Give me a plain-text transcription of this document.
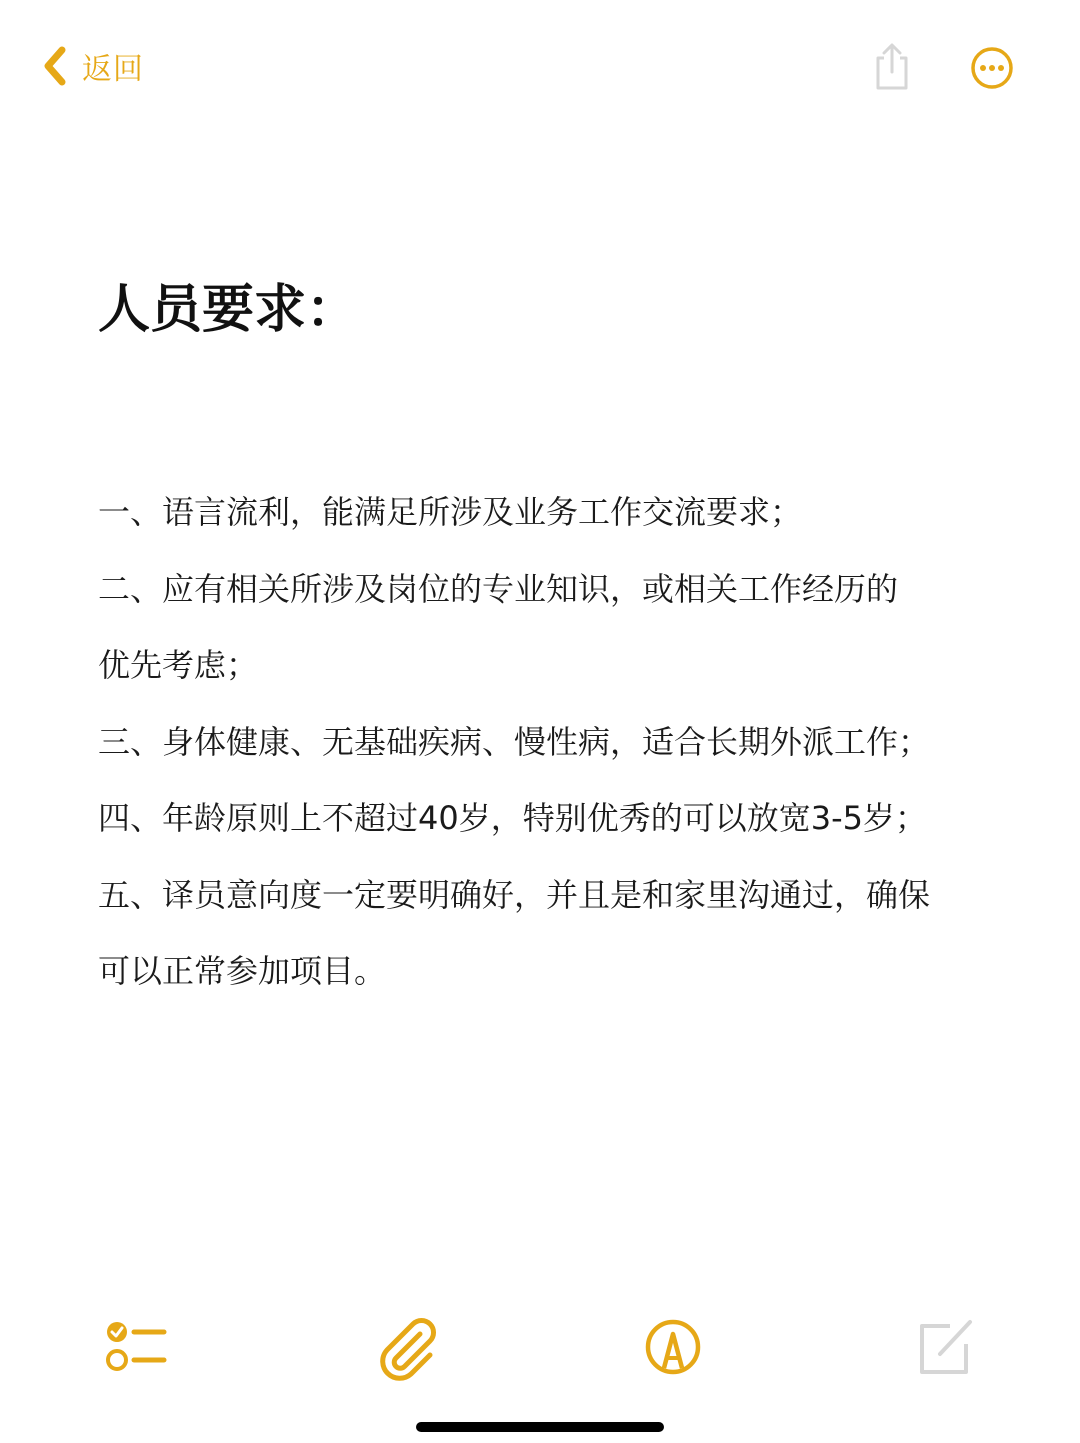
返回
人员要求：
一、语言流利，能满足所涉及业务工作交流要求；
二、应有相关所涉及岗位的专业知识，或相关工作经历的
优先考虑；
三、身体健康、无基础疾病、慢性病，适合长期外派工作；
四、年龄原则上不超过40岁，特别优秀的可以放宽3-5岁；
五、译员意向度一定要明确好，并且是和家里沟通过，确保
可以正常参加项目。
++++++
Set down the lines of the records above exactly, apart from the pictures.

** REPLY TO THE EXERCISE **
Give me a plain-text transcription of this document.
返回
人员要求：
一、语言流利，能满足所涉及业务工作交流要求；
二、应有相关所涉及岗位的专业知识，或相关工作经历的
优先考虑；
三、身体健康、无基础疾病、慢性病，适合长期外派工作；
四、年龄原则上不超过40岁，特别优秀的可以放宽3-5岁；
五、译员意向度一定要明确好，并且是和家里沟通过，确保
可以正常参加项目。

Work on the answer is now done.